> **Dataset excerpts**
-- Begin --
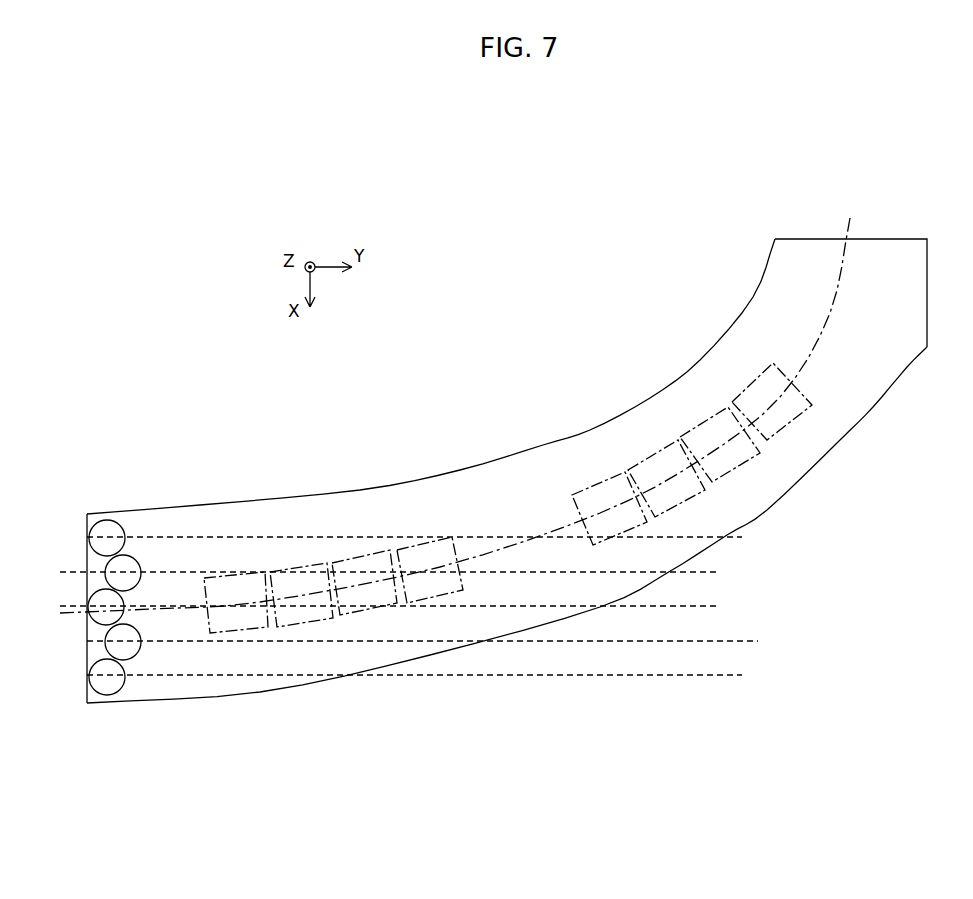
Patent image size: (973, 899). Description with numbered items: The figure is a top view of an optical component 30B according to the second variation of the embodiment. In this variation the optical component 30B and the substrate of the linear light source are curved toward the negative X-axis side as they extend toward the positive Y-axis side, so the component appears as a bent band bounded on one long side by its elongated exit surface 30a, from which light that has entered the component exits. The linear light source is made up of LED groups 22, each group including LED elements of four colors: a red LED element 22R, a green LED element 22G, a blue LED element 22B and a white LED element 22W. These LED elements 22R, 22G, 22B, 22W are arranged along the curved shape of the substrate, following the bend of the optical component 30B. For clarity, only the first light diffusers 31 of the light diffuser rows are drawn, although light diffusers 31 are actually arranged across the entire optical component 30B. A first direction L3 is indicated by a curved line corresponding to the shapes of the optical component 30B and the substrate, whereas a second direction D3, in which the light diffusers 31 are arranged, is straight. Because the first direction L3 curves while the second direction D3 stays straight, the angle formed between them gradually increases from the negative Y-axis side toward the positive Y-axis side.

The optical component 30B is at (517, 429).
The exit surface 30a is at (677, 408).
The first light diffusers 31 is at (107, 532).
The LED groups 22 is at (493, 588).
The red LED element 22R is at (223, 633).
The green LED element 22G is at (300, 624).
The blue LED element 22B is at (363, 613).
The white LED element 22W is at (436, 658).
The first direction L3 is at (477, 550).
The second direction D3 is at (560, 572).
-- End --
> **Task directions**
List every line of the data above that contains the word "exit". Case counts, so match capital and lowercase letters.

> **Result**
Patent image size: (973, 899). Description with numbered items: The figure is a top view of an optical component 30B according to the second variation of the embodiment. In this variation the optical component 30B and the substrate of the linear light source are curved toward the negative X-axis side as they extend toward the positive Y-axis side, so the component appears as a bent band bounded on one long side by its elongated exit surface 30a, from which light that has entered the component exits. The linear light source is made up of LED groups 22, each group including LED elements of four colors: a red LED element 22R, a green LED element 22G, a blue LED element 22B and a white LED element 22W. These LED elements 22R, 22G, 22B, 22W are arranged along the curved shape of the substrate, following the bend of the optical component 30B. For clarity, only the first light diffusers 31 of the light diffuser rows are drawn, although light diffusers 31 are actually arranged across the entire optical component 30B. A first direction L3 is indicated by a curved line corresponding to the shapes of the optical component 30B and the substrate, whereas a second direction D3, in which the light diffusers 31 are arranged, is straight. Because the first direction L3 curves while the second direction D3 stays straight, the angle formed between them gradually increases from the negative Y-axis side toward the positive Y-axis side.
The exit surface 30a is at (677, 408).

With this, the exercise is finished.